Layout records
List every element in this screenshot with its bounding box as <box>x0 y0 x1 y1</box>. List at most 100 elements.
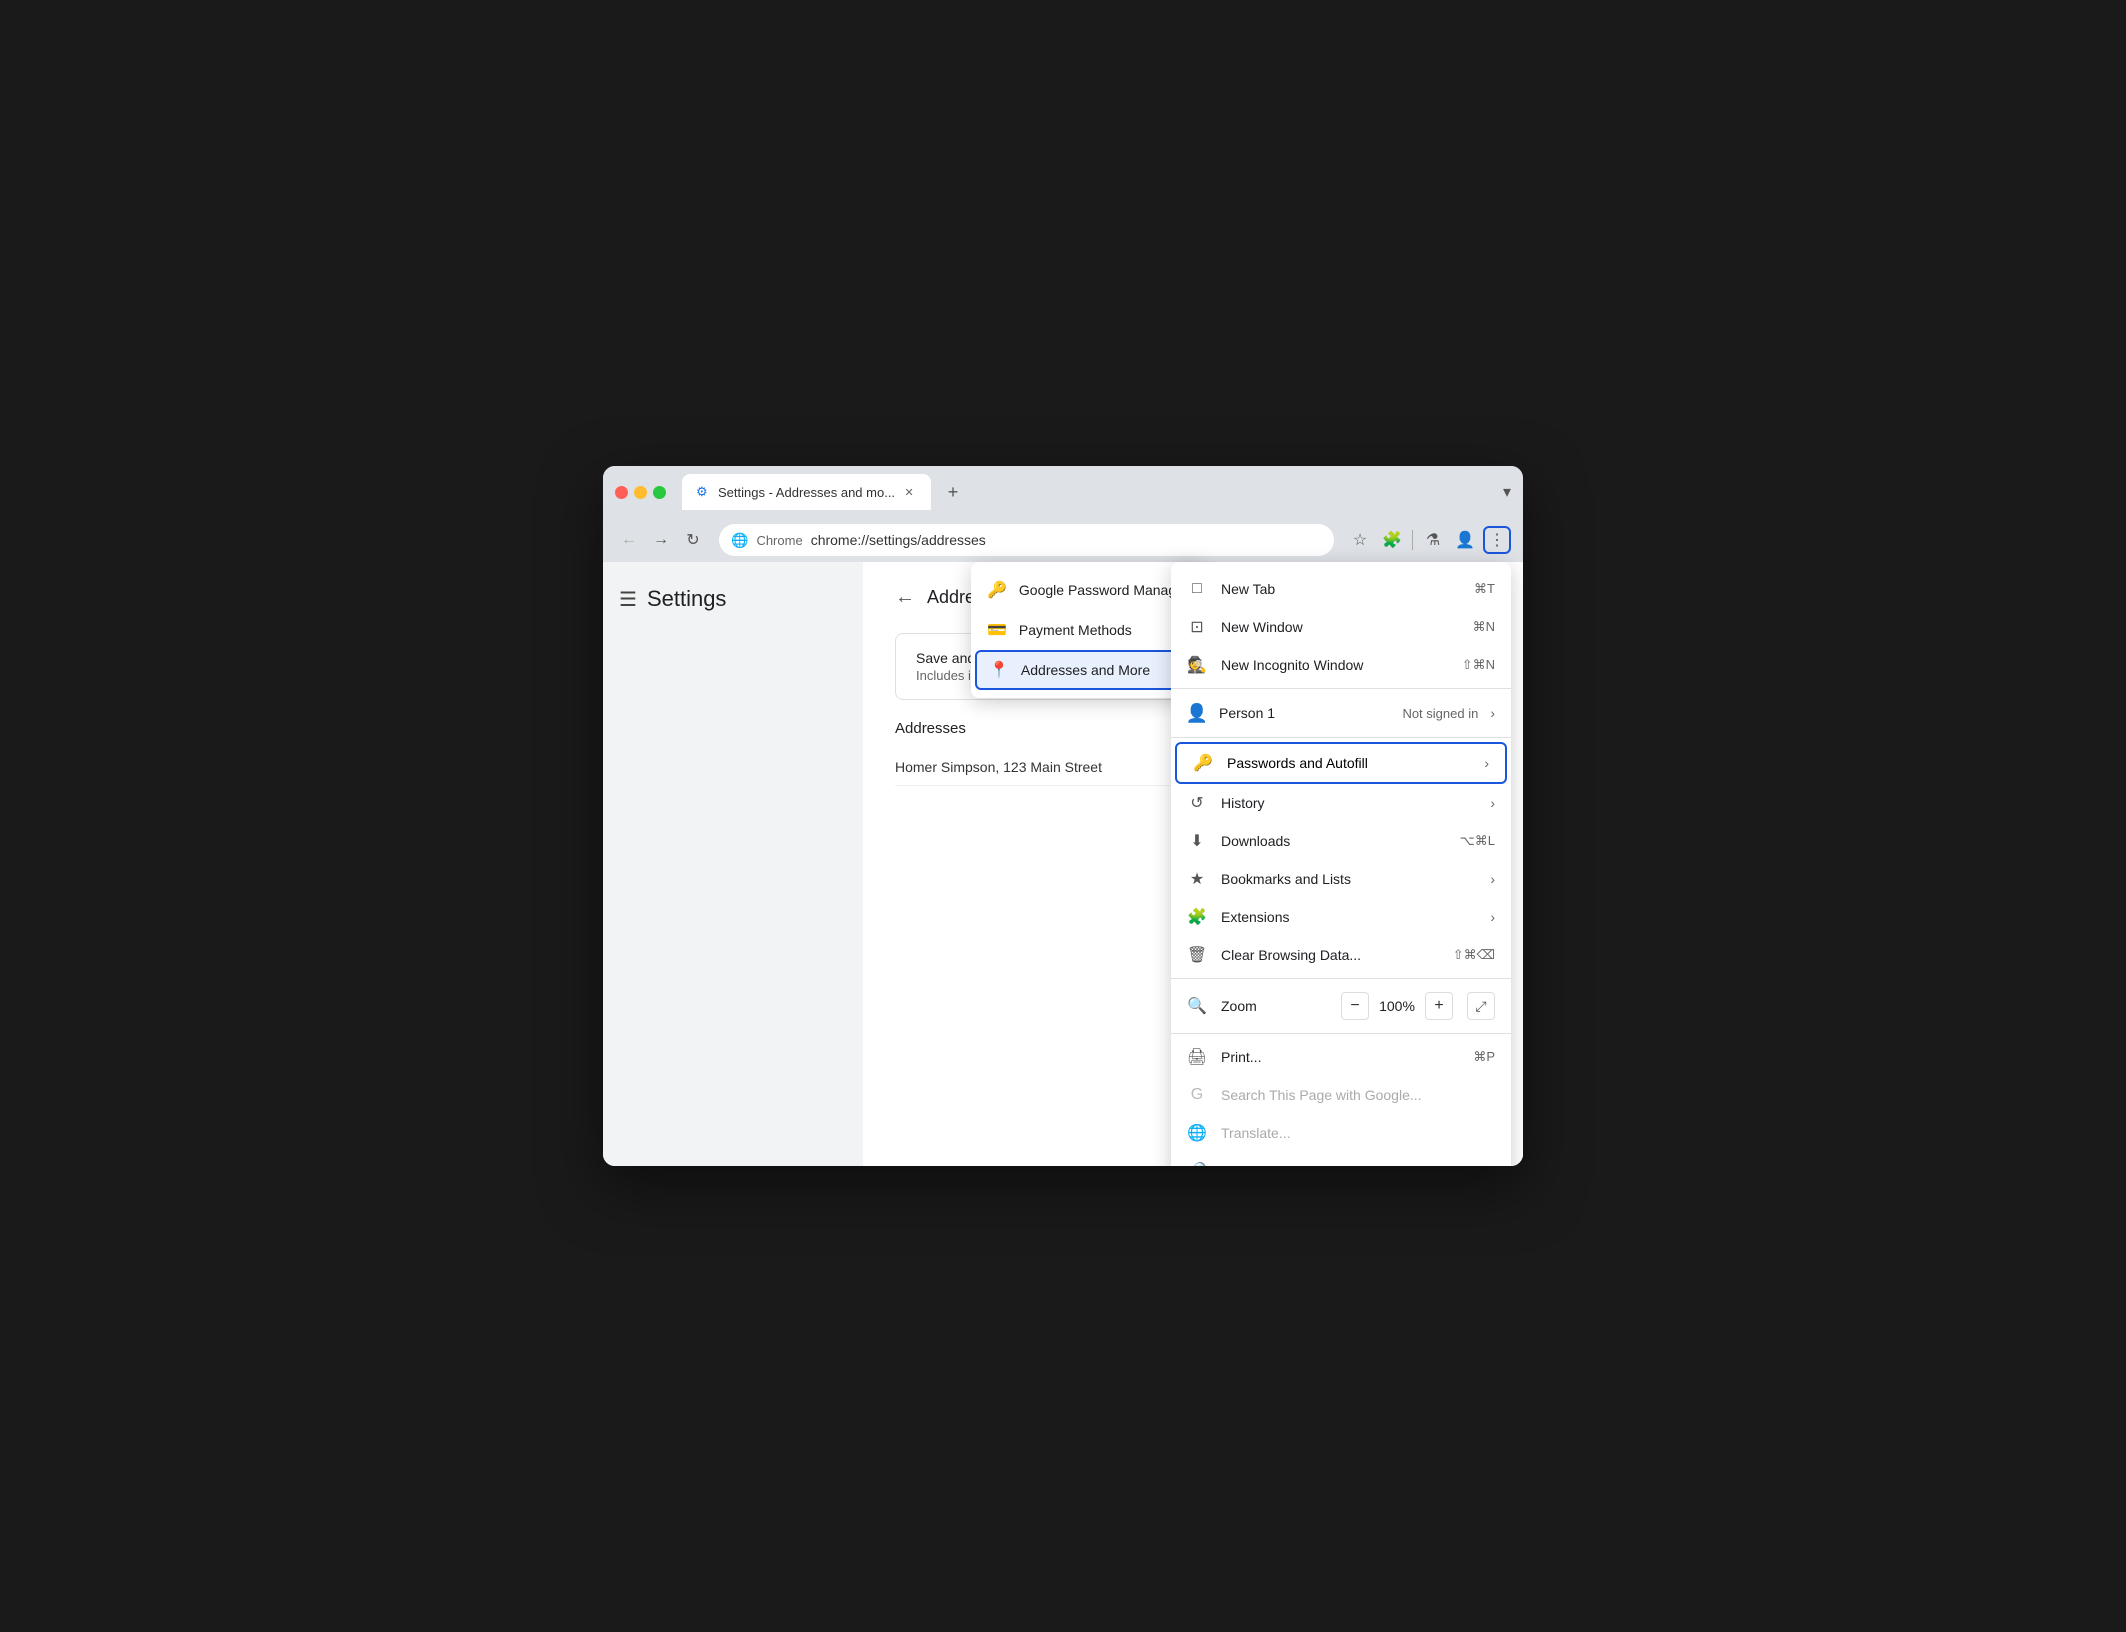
hamburger-icon[interactable]: ☰ <box>619 587 637 612</box>
zoom-controls: − 100% + <box>1341 992 1453 1020</box>
submenu-item-addresses-and-more[interactable]: 📍 Addresses and More <box>975 650 1201 690</box>
tab-expand-button[interactable]: ▾ <box>1503 482 1511 502</box>
clear-browsing-icon: 🗑 <box>1187 945 1207 965</box>
minimize-button[interactable] <box>634 486 647 499</box>
traffic-lights <box>615 486 666 499</box>
toolbar: ← → ↻ 🌐 Chrome chrome://settings/address… <box>603 518 1523 562</box>
tab-favicon: ⚙ <box>696 484 712 500</box>
extensions-arrow-icon: › <box>1490 909 1495 925</box>
bookmarks-label: Bookmarks and Lists <box>1221 871 1476 887</box>
new-window-label: New Window <box>1221 619 1459 635</box>
search-page-icon: G <box>1187 1085 1207 1105</box>
zoom-fullscreen-button[interactable]: ⤢ <box>1467 992 1495 1020</box>
menu-item-passwords-autofill[interactable]: 🔑 Passwords and Autofill › <box>1175 742 1507 784</box>
find-edit-arrow-icon: › <box>1490 1163 1495 1166</box>
new-tab-shortcut: ⌘T <box>1474 581 1495 597</box>
submenu-label-payment-methods: Payment Methods <box>1019 622 1132 638</box>
chrome-menu: □ New Tab ⌘T ⊡ New Window ⌘N 🕵 New Incog… <box>1171 562 1511 1166</box>
submenu-label-google-password-manager: Google Password Manager <box>1019 582 1189 598</box>
history-arrow-icon: › <box>1490 795 1495 811</box>
person-status: Not signed in <box>1402 706 1478 721</box>
print-shortcut: ⌘P <box>1473 1049 1495 1065</box>
payment-methods-icon: 💳 <box>987 620 1007 640</box>
extensions-icon[interactable]: 🧩 <box>1378 526 1406 554</box>
menu-item-extensions[interactable]: 🧩 Extensions › <box>1171 898 1511 936</box>
menu-item-new-incognito[interactable]: 🕵 New Incognito Window ⇧⌘N <box>1171 646 1511 684</box>
extensions-menu-icon: 🧩 <box>1187 907 1207 927</box>
menu-item-new-window[interactable]: ⊡ New Window ⌘N <box>1171 608 1511 646</box>
menu-item-search-page: G Search This Page with Google... <box>1171 1076 1511 1114</box>
chrome-label: Chrome <box>756 533 802 548</box>
translate-icon: 🌐 <box>1187 1123 1207 1143</box>
extensions-menu-label: Extensions <box>1221 909 1476 925</box>
maximize-button[interactable] <box>653 486 666 499</box>
zoom-in-button[interactable]: + <box>1425 992 1453 1020</box>
menu-divider-2 <box>1171 737 1511 738</box>
password-manager-icon: 🔑 <box>987 580 1007 600</box>
print-label: Print... <box>1221 1049 1459 1065</box>
forward-button[interactable]: → <box>647 526 675 554</box>
downloads-shortcut: ⌥⌘L <box>1460 833 1495 849</box>
history-label: History <box>1221 795 1476 811</box>
close-button[interactable] <box>615 486 628 499</box>
zoom-label: Zoom <box>1221 998 1327 1014</box>
find-edit-icon: 🔎 <box>1187 1161 1207 1166</box>
tab-close-button[interactable]: ✕ <box>901 484 917 500</box>
menu-item-bookmarks[interactable]: ★ Bookmarks and Lists › <box>1171 860 1511 898</box>
find-edit-label: Find and Edit <box>1221 1163 1476 1166</box>
profile-icon[interactable]: 👤 <box>1451 526 1479 554</box>
new-tab-button[interactable]: + <box>939 478 967 506</box>
autofill-submenu: 🔑 Google Password Manager 💳 Payment Meth… <box>971 562 1205 698</box>
downloads-label: Downloads <box>1221 833 1446 849</box>
person-icon: 👤 <box>1187 703 1207 723</box>
title-bar: ⚙ Settings - Addresses and mo... ✕ + ▾ <box>603 466 1523 518</box>
addresses-back-button[interactable]: ← <box>895 586 915 609</box>
menu-item-new-tab[interactable]: □ New Tab ⌘T <box>1171 570 1511 608</box>
passwords-autofill-label: Passwords and Autofill <box>1227 755 1470 771</box>
zoom-out-button[interactable]: − <box>1341 992 1369 1020</box>
passwords-autofill-arrow-icon: › <box>1484 755 1489 771</box>
submenu-label-addresses-and-more: Addresses and More <box>1021 662 1150 678</box>
menu-item-find-edit[interactable]: 🔎 Find and Edit › <box>1171 1152 1511 1166</box>
submenu-item-google-password-manager[interactable]: 🔑 Google Password Manager <box>971 570 1205 610</box>
settings-header: ☰ Settings <box>603 578 863 628</box>
back-button[interactable]: ← <box>615 526 643 554</box>
bookmark-icon[interactable]: ☆ <box>1346 526 1374 554</box>
zoom-icon: 🔍 <box>1187 996 1207 1016</box>
menu-item-translate: 🌐 Translate... <box>1171 1114 1511 1152</box>
menu-zoom-row: 🔍 Zoom − 100% + ⤢ <box>1171 983 1511 1029</box>
menu-item-history[interactable]: ↺ History › <box>1171 784 1511 822</box>
new-window-icon: ⊡ <box>1187 617 1207 637</box>
bookmarks-icon: ★ <box>1187 869 1207 889</box>
new-window-shortcut: ⌘N <box>1473 619 1495 635</box>
submenu-item-payment-methods[interactable]: 💳 Payment Methods <box>971 610 1205 650</box>
incognito-label: New Incognito Window <box>1221 657 1448 673</box>
toolbar-icons: ☆ 🧩 ⚗ 👤 ⋮ <box>1346 526 1511 554</box>
url-text: chrome://settings/addresses <box>811 532 1322 548</box>
sidebar: ☰ Settings <box>603 562 863 1166</box>
menu-item-downloads[interactable]: ⬇ Downloads ⌥⌘L <box>1171 822 1511 860</box>
incognito-icon: 🕵 <box>1187 655 1207 675</box>
incognito-shortcut: ⇧⌘N <box>1462 657 1495 673</box>
new-tab-label: New Tab <box>1221 581 1460 597</box>
active-tab[interactable]: ⚙ Settings - Addresses and mo... ✕ <box>682 474 931 510</box>
new-tab-icon: □ <box>1187 579 1207 599</box>
history-icon: ↺ <box>1187 793 1207 813</box>
clear-browsing-shortcut: ⇧⌘⌫ <box>1453 947 1495 963</box>
reload-button[interactable]: ↻ <box>679 526 707 554</box>
chrome-favicon: 🌐 <box>731 532 748 549</box>
menu-item-person[interactable]: 👤 Person 1 Not signed in › <box>1171 693 1511 733</box>
menu-divider-4 <box>1171 1033 1511 1034</box>
menu-divider-3 <box>1171 978 1511 979</box>
clear-browsing-label: Clear Browsing Data... <box>1221 947 1439 963</box>
passwords-autofill-icon: 🔑 <box>1193 753 1213 773</box>
menu-item-clear-browsing[interactable]: 🗑 Clear Browsing Data... ⇧⌘⌫ <box>1171 936 1511 974</box>
settings-title: Settings <box>647 586 727 612</box>
chrome-menu-button[interactable]: ⋮ <box>1483 526 1511 554</box>
toolbar-divider <box>1412 530 1413 550</box>
menu-item-print[interactable]: 🖨 Print... ⌘P <box>1171 1038 1511 1076</box>
labs-icon[interactable]: ⚗ <box>1419 526 1447 554</box>
address-bar[interactable]: 🌐 Chrome chrome://settings/addresses <box>719 524 1334 556</box>
zoom-value: 100% <box>1377 998 1417 1014</box>
translate-label: Translate... <box>1221 1125 1495 1141</box>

Exercise requirements:
In every line of the listing, replace "Not signed in" with "Signed out" and keep everything else the same. Leave the pictures out of your answer.

The result:
List every element in this screenshot with its bounding box as <box>x0 y0 x1 y1</box>. List at most 100 elements.
hamburger-icon[interactable]: ☰ <box>619 587 637 612</box>
zoom-controls: − 100% + <box>1341 992 1453 1020</box>
submenu-item-addresses-and-more[interactable]: 📍 Addresses and More <box>975 650 1201 690</box>
tab-expand-button[interactable]: ▾ <box>1503 482 1511 502</box>
clear-browsing-icon: 🗑 <box>1187 945 1207 965</box>
minimize-button[interactable] <box>634 486 647 499</box>
traffic-lights <box>615 486 666 499</box>
toolbar: ← → ↻ 🌐 Chrome chrome://settings/address… <box>603 518 1523 562</box>
tab-favicon: ⚙ <box>696 484 712 500</box>
extensions-arrow-icon: › <box>1490 909 1495 925</box>
bookmarks-label: Bookmarks and Lists <box>1221 871 1476 887</box>
new-window-label: New Window <box>1221 619 1459 635</box>
search-page-icon: G <box>1187 1085 1207 1105</box>
zoom-fullscreen-button[interactable]: ⤢ <box>1467 992 1495 1020</box>
menu-item-passwords-autofill[interactable]: 🔑 Passwords and Autofill › <box>1175 742 1507 784</box>
find-edit-arrow-icon: › <box>1490 1163 1495 1166</box>
new-tab-shortcut: ⌘T <box>1474 581 1495 597</box>
submenu-label-payment-methods: Payment Methods <box>1019 622 1132 638</box>
chrome-menu: □ New Tab ⌘T ⊡ New Window ⌘N 🕵 New Incog… <box>1171 562 1511 1166</box>
submenu-label-google-password-manager: Google Password Manager <box>1019 582 1189 598</box>
history-arrow-icon: › <box>1490 795 1495 811</box>
person-status: Signed out <box>1402 706 1478 721</box>
print-shortcut: ⌘P <box>1473 1049 1495 1065</box>
payment-methods-icon: 💳 <box>987 620 1007 640</box>
extensions-icon[interactable]: 🧩 <box>1378 526 1406 554</box>
menu-item-extensions[interactable]: 🧩 Extensions › <box>1171 898 1511 936</box>
menu-item-new-incognito[interactable]: 🕵 New Incognito Window ⇧⌘N <box>1171 646 1511 684</box>
extensions-menu-icon: 🧩 <box>1187 907 1207 927</box>
menu-item-new-window[interactable]: ⊡ New Window ⌘N <box>1171 608 1511 646</box>
menu-item-search-page: G Search This Page with Google... <box>1171 1076 1511 1114</box>
chrome-label: Chrome <box>756 533 802 548</box>
translate-icon: 🌐 <box>1187 1123 1207 1143</box>
extensions-menu-label: Extensions <box>1221 909 1476 925</box>
maximize-button[interactable] <box>653 486 666 499</box>
zoom-in-button[interactable]: + <box>1425 992 1453 1020</box>
menu-divider-2 <box>1171 737 1511 738</box>
password-manager-icon: 🔑 <box>987 580 1007 600</box>
print-label: Print... <box>1221 1049 1459 1065</box>
forward-button[interactable]: → <box>647 526 675 554</box>
downloads-shortcut: ⌥⌘L <box>1460 833 1495 849</box>
history-label: History <box>1221 795 1476 811</box>
close-button[interactable] <box>615 486 628 499</box>
zoom-label: Zoom <box>1221 998 1327 1014</box>
find-edit-icon: 🔎 <box>1187 1161 1207 1166</box>
tab-close-button[interactable]: ✕ <box>901 484 917 500</box>
menu-item-bookmarks[interactable]: ★ Bookmarks and Lists › <box>1171 860 1511 898</box>
find-edit-label: Find and Edit <box>1221 1163 1476 1166</box>
profile-icon[interactable]: 👤 <box>1451 526 1479 554</box>
new-tab-button[interactable]: + <box>939 478 967 506</box>
autofill-submenu: 🔑 Google Password Manager 💳 Payment Meth… <box>971 562 1205 698</box>
downloads-label: Downloads <box>1221 833 1446 849</box>
person-icon: 👤 <box>1187 703 1207 723</box>
title-bar: ⚙ Settings - Addresses and mo... ✕ + ▾ <box>603 466 1523 518</box>
addresses-back-button[interactable]: ← <box>895 586 915 609</box>
menu-item-new-tab[interactable]: □ New Tab ⌘T <box>1171 570 1511 608</box>
passwords-autofill-label: Passwords and Autofill <box>1227 755 1470 771</box>
zoom-out-button[interactable]: − <box>1341 992 1369 1020</box>
passwords-autofill-arrow-icon: › <box>1484 755 1489 771</box>
submenu-label-addresses-and-more: Addresses and More <box>1021 662 1150 678</box>
menu-item-find-edit[interactable]: 🔎 Find and Edit › <box>1171 1152 1511 1166</box>
submenu-item-google-password-manager[interactable]: 🔑 Google Password Manager <box>971 570 1205 610</box>
settings-header: ☰ Settings <box>603 578 863 628</box>
back-button[interactable]: ← <box>615 526 643 554</box>
bookmark-icon[interactable]: ☆ <box>1346 526 1374 554</box>
zoom-icon: 🔍 <box>1187 996 1207 1016</box>
menu-item-translate: 🌐 Translate... <box>1171 1114 1511 1152</box>
menu-zoom-row: 🔍 Zoom − 100% + ⤢ <box>1171 983 1511 1029</box>
menu-item-history[interactable]: ↺ History › <box>1171 784 1511 822</box>
new-window-icon: ⊡ <box>1187 617 1207 637</box>
bookmarks-icon: ★ <box>1187 869 1207 889</box>
new-window-shortcut: ⌘N <box>1473 619 1495 635</box>
submenu-item-payment-methods[interactable]: 💳 Payment Methods <box>971 610 1205 650</box>
incognito-label: New Incognito Window <box>1221 657 1448 673</box>
toolbar-icons: ☆ 🧩 ⚗ 👤 ⋮ <box>1346 526 1511 554</box>
url-text: chrome://settings/addresses <box>811 532 1322 548</box>
sidebar: ☰ Settings <box>603 562 863 1166</box>
menu-item-downloads[interactable]: ⬇ Downloads ⌥⌘L <box>1171 822 1511 860</box>
incognito-icon: 🕵 <box>1187 655 1207 675</box>
incognito-shortcut: ⇧⌘N <box>1462 657 1495 673</box>
new-tab-label: New Tab <box>1221 581 1460 597</box>
active-tab[interactable]: ⚙ Settings - Addresses and mo... ✕ <box>682 474 931 510</box>
new-tab-icon: □ <box>1187 579 1207 599</box>
history-icon: ↺ <box>1187 793 1207 813</box>
clear-browsing-shortcut: ⇧⌘⌫ <box>1453 947 1495 963</box>
reload-button[interactable]: ↻ <box>679 526 707 554</box>
chrome-favicon: 🌐 <box>731 532 748 549</box>
menu-item-person[interactable]: 👤 Person 1 Signed out › <box>1171 693 1511 733</box>
menu-divider-4 <box>1171 1033 1511 1034</box>
menu-divider-3 <box>1171 978 1511 979</box>
clear-browsing-label: Clear Browsing Data... <box>1221 947 1439 963</box>
passwords-autofill-icon: 🔑 <box>1193 753 1213 773</box>
menu-item-clear-browsing[interactable]: 🗑 Clear Browsing Data... ⇧⌘⌫ <box>1171 936 1511 974</box>
settings-title: Settings <box>647 586 727 612</box>
chrome-menu-button[interactable]: ⋮ <box>1483 526 1511 554</box>
toolbar-divider <box>1412 530 1413 550</box>
menu-item-print[interactable]: 🖨 Print... ⌘P <box>1171 1038 1511 1076</box>
labs-icon[interactable]: ⚗ <box>1419 526 1447 554</box>
address-bar[interactable]: 🌐 Chrome chrome://settings/addresses <box>719 524 1334 556</box>
zoom-value: 100% <box>1377 998 1417 1014</box>
translate-label: Translate... <box>1221 1125 1495 1141</box>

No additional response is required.